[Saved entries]

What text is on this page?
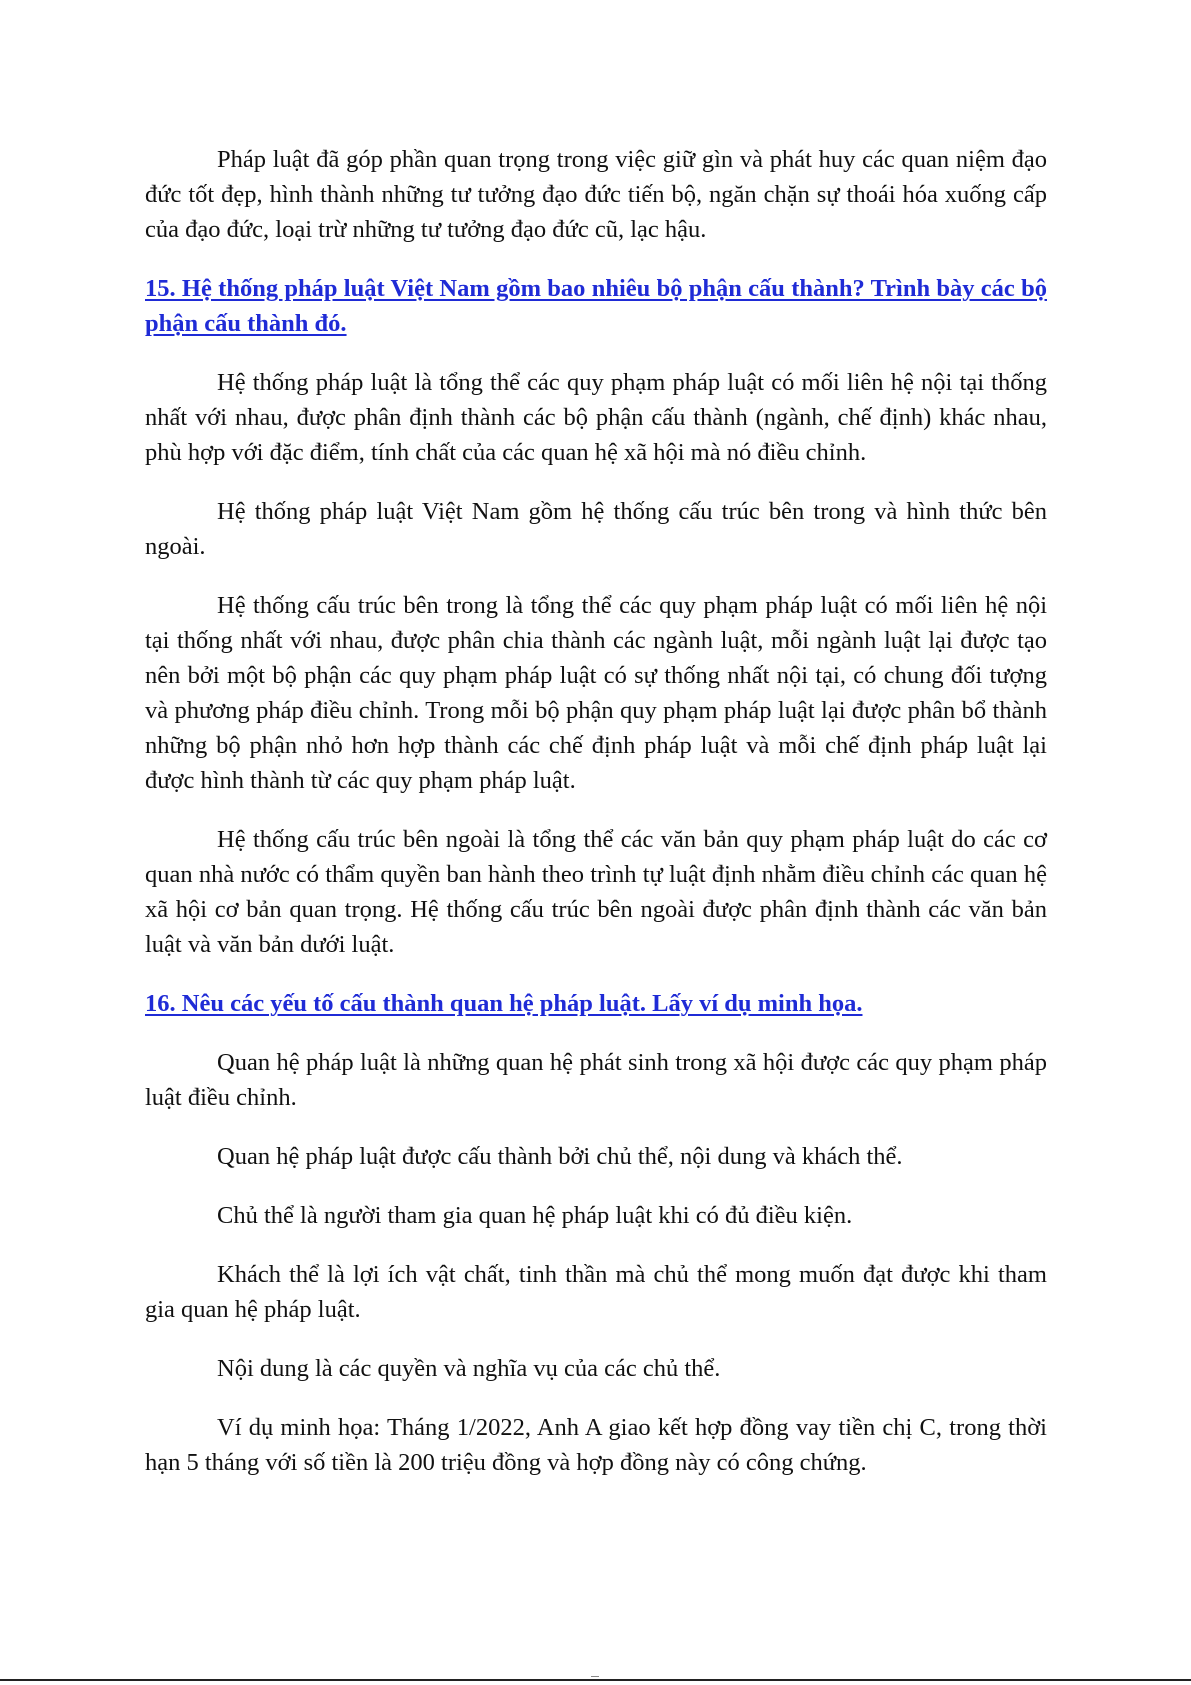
Pháp luật đã góp phần quan trọng trong việc giữ gìn và phát huy các quan niệm đạo đức tốt đẹp, hình thành những tư tưởng đạo đức tiến bộ, ngăn chặn sự thoái hóa xuống cấp của đạo đức, loại trừ những tư tưởng đạo đức cũ, lạc hậu.

15. Hệ thống pháp luật Việt Nam gồm bao nhiêu bộ phận cấu thành? Trình bày các bộ phận cấu thành đó.

Hệ thống pháp luật là tổng thể các quy phạm pháp luật có mối liên hệ nội tại thống nhất với nhau, được phân định thành các bộ phận cấu thành (ngành, chế định) khác nhau, phù hợp với đặc điểm, tính chất của các quan hệ xã hội mà nó điều chỉnh.

Hệ thống pháp luật Việt Nam gồm hệ thống cấu trúc bên trong và hình thức bên ngoài.

Hệ thống cấu trúc bên trong là tổng thể các quy phạm pháp luật có mối liên hệ nội tại thống nhất với nhau, được phân chia thành các ngành luật, mỗi ngành luật lại được tạo nên bởi một bộ phận các quy phạm pháp luật có sự thống nhất nội tại, có chung đối tượng và phương pháp điều chỉnh. Trong mỗi bộ phận quy phạm pháp luật lại được phân bổ thành những bộ phận nhỏ hơn hợp thành các chế định pháp luật và mỗi chế định pháp luật lại được hình thành từ các quy phạm pháp luật.

Hệ thống cấu trúc bên ngoài là tổng thể các văn bản quy phạm pháp luật do các cơ quan nhà nước có thẩm quyền ban hành theo trình tự luật định nhằm điều chỉnh các quan hệ xã hội cơ bản quan trọng. Hệ thống cấu trúc bên ngoài được phân định thành các văn bản luật và văn bản dưới luật.

16. Nêu các yếu tố cấu thành quan hệ pháp luật. Lấy ví dụ minh họa.

Quan hệ pháp luật là những quan hệ phát sinh trong xã hội được các quy phạm pháp luật điều chỉnh.

Quan hệ pháp luật được cấu thành bởi chủ thể, nội dung và khách thể.

Chủ thể là người tham gia quan hệ pháp luật khi có đủ điều kiện.

Khách thể là lợi ích vật chất, tinh thần mà chủ thể mong muốn đạt được khi tham gia quan hệ pháp luật.

Nội dung là các quyền và nghĩa vụ của các chủ thể.

Ví dụ minh họa: Tháng 1/2022, Anh A giao kết hợp đồng vay tiền chị C, trong thời hạn 5 tháng với số tiền là 200 triệu đồng và hợp đồng này có công chứng.
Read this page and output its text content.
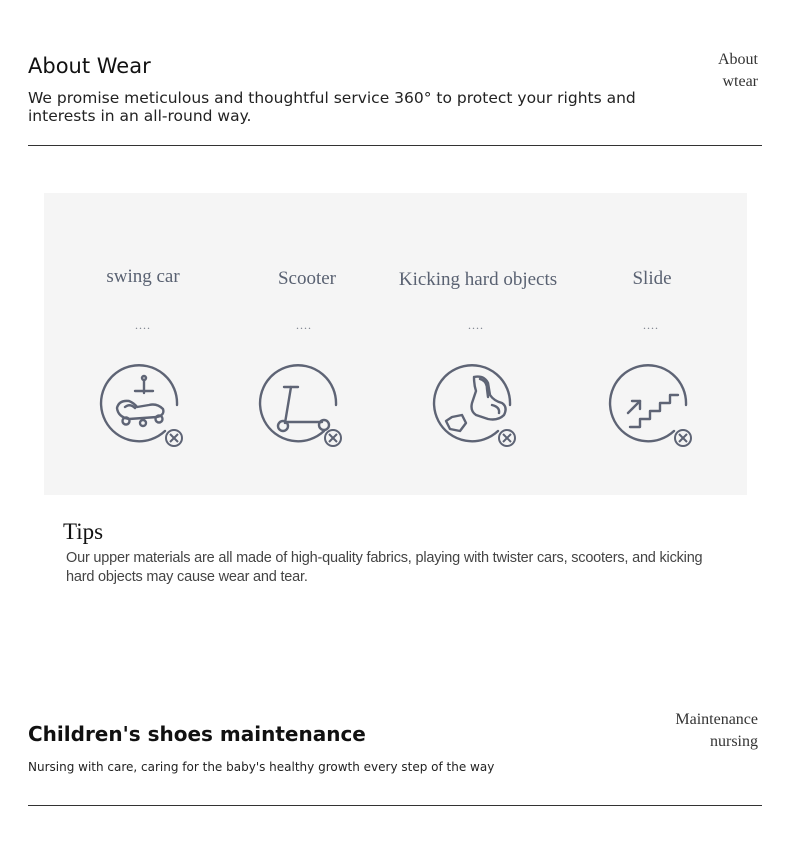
About Wear
We promise meticulous and thoughtful service 360° to protect your rights and interests in an all-round way.
About
wtear
swing car
....
Scooter
....
Kicking hard objects
....
Slide
....
Tips
Our upper materials are all made of high-quality fabrics, playing with twister cars, scooters, and kicking hard objects may cause wear and tear.
Maintenance
nursing
Children's shoes maintenance
Nursing with care, caring for the baby's healthy growth every step of the way
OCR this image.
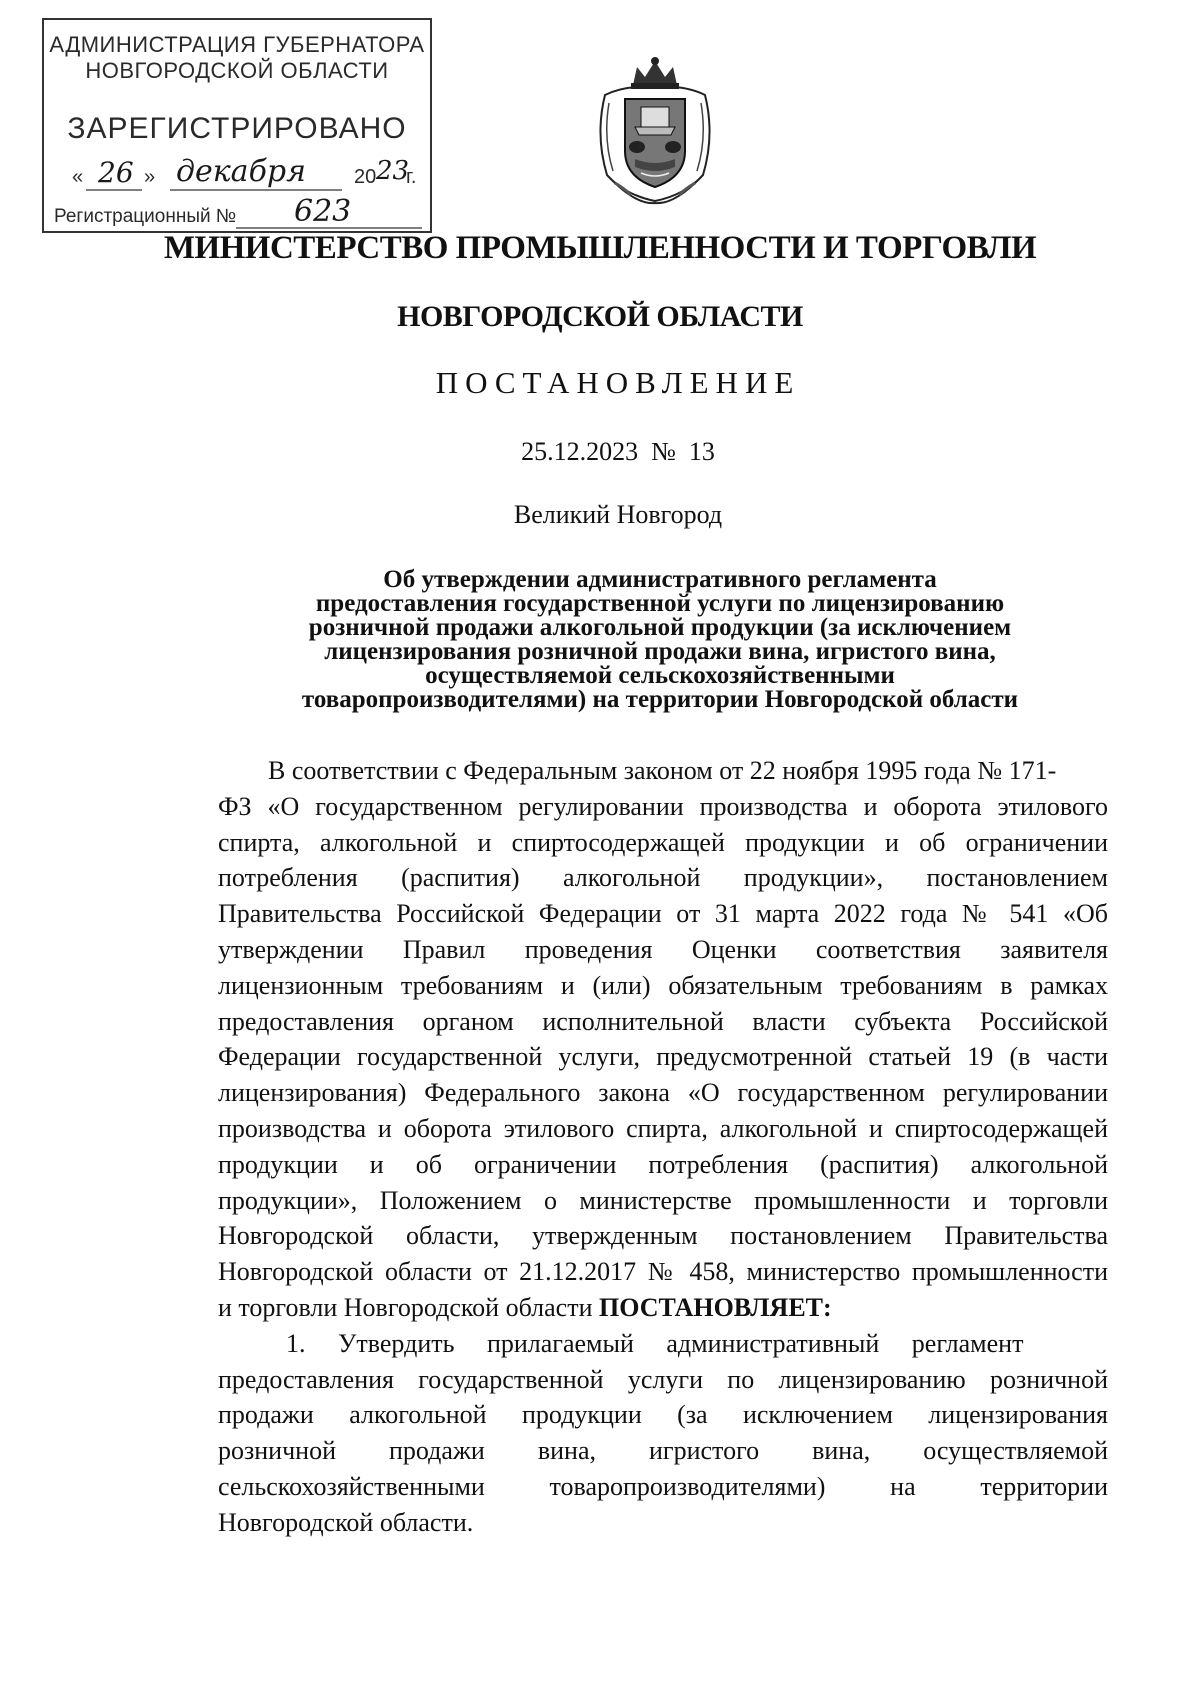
АДМИНИСТРАЦИЯ ГУБЕРНАТОРА
НОВГОРОДСКОЙ ОБЛАСТИ
ЗАРЕГИСТРИРОВАНО
« 26 » декабря 20 23
г.
Регистрационный № 623
МИНИСТЕРСТВО ПРОМЫШЛЕННОСТИ И ТОРГОВЛИ
НОВГОРОДСКОЙ ОБЛАСТИ
ПОСТАНОВЛЕНИЕ
25.12.2023  №  13
Великий Новгород
Об утверждении административного регламента
предоставления государственной услуги по лицензированию
розничной продажи алкогольной продукции (за исключением
лицензирования розничной продажи вина, игристого вина,
осуществляемой сельскохозяйственными
товаропроизводителями) на территории Новгородской области
В соответствии с Федеральным законом от 22 ноября 1995 года № 171-
ФЗ «О государственном регулировании производства и оборота этилового
спирта, алкогольной и спиртосодержащей продукции и об ограничении
потребления (распития) алкогольной продукции», постановлением
Правительства Российской Федерации от 31 марта 2022 года № 541 «Об
утверждении Правил проведения Оценки соответствия заявителя
лицензионным требованиям и (или) обязательным требованиям в рамках
предоставления органом исполнительной власти субъекта Российской
Федерации государственной услуги, предусмотренной статьей 19 (в части
лицензирования) Федерального закона «О государственном регулировании
производства и оборота этилового спирта, алкогольной и спиртосодержащей
продукции и об ограничении потребления (распития) алкогольной
продукции», Положением о министерстве промышленности и торговли
Новгородской области, утвержденным постановлением Правительства
Новгородской области от 21.12.2017 № 458, министерство промышленности
и торговли Новгородской области ПОСТАНОВЛЯЕТ:
1.     Утвердить     прилагаемый     административный     регламент
предоставления государственной услуги по лицензированию розничной
продажи алкогольной продукции (за исключением лицензирования
розничной продажи вина, игристого вина, осуществляемой
сельскохозяйственными товаропроизводителями) на территории
Новгородской области.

-- SET PROBLEM --
Provide the count, and nothing else, of lines in the data above where the word "года" occurs.

-- OUTPUT OF THE EXERCISE --
2